**EXERCISE BRIEF**
Where a line in the listing below contains the word "meta", copy that line.

----

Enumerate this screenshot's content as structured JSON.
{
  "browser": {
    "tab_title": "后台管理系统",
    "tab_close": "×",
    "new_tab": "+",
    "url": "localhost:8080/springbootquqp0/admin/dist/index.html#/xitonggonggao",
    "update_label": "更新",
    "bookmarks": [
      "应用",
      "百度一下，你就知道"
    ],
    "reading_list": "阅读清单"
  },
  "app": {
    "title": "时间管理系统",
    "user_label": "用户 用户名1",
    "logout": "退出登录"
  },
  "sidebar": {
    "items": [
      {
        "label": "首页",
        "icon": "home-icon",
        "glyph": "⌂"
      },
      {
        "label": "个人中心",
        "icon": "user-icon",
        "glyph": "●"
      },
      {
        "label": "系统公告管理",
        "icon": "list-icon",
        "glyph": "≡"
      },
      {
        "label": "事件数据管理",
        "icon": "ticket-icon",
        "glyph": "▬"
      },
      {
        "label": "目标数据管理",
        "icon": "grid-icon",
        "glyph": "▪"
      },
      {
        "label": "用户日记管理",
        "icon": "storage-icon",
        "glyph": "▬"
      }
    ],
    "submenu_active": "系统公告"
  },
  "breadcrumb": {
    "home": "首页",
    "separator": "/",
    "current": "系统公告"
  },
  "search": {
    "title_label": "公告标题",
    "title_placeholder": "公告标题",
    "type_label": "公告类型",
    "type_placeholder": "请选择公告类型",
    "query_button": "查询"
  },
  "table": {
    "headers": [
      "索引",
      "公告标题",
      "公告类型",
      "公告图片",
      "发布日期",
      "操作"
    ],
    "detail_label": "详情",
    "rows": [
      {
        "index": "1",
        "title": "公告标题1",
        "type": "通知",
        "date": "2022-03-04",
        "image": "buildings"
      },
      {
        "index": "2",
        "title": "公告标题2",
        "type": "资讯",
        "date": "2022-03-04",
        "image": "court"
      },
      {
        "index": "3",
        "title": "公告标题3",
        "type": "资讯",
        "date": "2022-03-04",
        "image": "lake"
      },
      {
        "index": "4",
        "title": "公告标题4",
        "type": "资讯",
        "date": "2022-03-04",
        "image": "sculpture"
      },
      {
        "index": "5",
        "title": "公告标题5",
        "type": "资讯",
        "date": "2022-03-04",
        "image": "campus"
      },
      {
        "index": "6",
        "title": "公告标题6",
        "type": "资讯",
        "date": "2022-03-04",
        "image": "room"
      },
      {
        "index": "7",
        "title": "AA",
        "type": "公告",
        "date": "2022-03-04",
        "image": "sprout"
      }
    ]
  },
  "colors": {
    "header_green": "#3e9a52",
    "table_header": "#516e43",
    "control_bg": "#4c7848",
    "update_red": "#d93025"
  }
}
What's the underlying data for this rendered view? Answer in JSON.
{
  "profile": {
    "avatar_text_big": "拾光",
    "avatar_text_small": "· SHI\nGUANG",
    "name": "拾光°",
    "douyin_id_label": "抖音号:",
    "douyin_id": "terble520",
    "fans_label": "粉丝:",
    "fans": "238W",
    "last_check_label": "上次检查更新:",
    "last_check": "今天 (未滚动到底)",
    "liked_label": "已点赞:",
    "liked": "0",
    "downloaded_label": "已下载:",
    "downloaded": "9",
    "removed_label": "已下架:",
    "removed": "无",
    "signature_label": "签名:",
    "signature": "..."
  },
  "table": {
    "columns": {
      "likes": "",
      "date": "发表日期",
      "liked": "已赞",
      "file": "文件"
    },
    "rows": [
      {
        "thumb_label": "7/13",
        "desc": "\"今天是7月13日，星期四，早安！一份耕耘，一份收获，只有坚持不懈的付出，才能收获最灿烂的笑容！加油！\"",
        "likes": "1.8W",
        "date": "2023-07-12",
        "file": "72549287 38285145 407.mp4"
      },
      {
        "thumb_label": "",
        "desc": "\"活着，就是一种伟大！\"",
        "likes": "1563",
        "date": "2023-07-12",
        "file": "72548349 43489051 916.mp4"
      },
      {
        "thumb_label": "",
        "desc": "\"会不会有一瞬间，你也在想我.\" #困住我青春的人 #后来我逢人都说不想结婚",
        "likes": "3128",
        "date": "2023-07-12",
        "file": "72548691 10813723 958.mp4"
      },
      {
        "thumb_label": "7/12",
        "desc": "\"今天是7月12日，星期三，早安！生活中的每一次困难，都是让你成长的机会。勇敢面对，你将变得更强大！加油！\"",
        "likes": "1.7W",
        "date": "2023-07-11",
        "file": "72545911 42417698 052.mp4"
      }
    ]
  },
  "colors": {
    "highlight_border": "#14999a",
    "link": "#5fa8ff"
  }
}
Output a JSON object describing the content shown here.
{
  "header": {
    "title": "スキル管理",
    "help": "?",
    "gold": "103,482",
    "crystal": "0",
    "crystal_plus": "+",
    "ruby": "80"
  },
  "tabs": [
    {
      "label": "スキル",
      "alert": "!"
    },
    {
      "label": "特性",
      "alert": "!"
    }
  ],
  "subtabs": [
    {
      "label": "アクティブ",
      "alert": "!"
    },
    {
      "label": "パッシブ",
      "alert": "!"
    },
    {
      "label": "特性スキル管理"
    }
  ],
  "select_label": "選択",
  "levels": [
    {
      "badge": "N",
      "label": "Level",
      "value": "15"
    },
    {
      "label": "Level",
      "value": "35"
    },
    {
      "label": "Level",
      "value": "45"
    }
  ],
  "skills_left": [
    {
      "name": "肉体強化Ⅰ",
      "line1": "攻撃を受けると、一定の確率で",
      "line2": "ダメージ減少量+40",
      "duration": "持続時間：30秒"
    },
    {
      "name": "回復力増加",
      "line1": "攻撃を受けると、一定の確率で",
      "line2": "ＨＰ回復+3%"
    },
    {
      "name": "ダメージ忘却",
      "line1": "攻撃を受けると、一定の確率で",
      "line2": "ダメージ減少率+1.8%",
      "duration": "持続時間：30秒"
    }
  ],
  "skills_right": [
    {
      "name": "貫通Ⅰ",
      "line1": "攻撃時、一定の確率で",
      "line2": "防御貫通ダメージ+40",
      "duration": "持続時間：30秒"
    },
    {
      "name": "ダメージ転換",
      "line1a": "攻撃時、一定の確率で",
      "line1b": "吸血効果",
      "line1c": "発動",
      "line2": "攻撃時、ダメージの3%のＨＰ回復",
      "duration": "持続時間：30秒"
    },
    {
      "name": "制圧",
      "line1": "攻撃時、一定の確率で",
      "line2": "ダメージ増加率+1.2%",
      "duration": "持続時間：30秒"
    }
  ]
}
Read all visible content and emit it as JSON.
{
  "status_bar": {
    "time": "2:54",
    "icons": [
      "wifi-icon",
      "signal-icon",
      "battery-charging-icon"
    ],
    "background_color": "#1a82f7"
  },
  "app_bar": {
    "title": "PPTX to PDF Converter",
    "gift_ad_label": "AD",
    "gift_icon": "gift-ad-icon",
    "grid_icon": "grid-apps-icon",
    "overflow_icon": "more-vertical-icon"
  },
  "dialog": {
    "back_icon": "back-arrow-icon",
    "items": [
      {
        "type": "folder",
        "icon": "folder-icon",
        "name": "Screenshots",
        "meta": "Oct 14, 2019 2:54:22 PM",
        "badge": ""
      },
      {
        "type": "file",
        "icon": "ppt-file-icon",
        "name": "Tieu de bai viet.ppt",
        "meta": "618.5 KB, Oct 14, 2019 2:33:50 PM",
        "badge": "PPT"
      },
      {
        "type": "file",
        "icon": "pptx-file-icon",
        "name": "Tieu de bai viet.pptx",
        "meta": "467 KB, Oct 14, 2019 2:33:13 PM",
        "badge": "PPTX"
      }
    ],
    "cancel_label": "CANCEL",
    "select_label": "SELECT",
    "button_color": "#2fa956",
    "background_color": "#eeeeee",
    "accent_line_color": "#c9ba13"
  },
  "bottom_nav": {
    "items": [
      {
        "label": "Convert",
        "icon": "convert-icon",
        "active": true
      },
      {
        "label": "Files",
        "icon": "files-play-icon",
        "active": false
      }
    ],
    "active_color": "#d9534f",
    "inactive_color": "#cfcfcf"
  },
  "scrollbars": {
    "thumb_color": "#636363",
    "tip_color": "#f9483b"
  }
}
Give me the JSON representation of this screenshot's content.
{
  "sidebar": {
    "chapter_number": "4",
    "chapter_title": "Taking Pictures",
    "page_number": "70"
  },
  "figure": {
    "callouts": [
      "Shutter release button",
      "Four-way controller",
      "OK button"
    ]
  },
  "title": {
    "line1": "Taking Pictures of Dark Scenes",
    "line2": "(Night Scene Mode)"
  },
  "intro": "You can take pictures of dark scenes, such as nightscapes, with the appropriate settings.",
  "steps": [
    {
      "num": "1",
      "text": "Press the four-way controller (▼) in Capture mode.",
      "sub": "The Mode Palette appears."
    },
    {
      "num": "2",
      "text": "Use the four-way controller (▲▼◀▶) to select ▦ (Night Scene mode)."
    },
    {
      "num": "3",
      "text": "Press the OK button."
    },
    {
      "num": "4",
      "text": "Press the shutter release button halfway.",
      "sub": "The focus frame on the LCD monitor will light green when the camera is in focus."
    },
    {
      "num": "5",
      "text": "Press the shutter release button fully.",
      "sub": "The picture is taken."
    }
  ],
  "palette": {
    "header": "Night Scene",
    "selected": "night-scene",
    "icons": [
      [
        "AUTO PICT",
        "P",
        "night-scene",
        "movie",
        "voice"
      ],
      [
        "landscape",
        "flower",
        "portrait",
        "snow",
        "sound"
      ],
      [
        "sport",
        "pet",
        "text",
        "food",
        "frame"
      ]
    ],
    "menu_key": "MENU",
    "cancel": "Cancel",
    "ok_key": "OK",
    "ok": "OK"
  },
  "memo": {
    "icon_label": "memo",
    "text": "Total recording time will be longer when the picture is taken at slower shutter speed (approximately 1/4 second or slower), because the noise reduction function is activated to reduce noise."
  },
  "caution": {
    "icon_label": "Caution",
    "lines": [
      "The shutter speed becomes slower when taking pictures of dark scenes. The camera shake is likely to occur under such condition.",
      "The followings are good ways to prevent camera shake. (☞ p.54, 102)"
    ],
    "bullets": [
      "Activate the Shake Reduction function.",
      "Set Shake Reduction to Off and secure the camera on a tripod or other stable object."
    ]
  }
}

----

**SOLUTION TO THIS PROBLEM**
        "meta": "Oct 14, 2019 2:54:22 PM",
        "meta": "618.5 KB, Oct 14, 2019 2:33:50 PM",
        "meta": "467 KB, Oct 14, 2019 2:33:13 PM",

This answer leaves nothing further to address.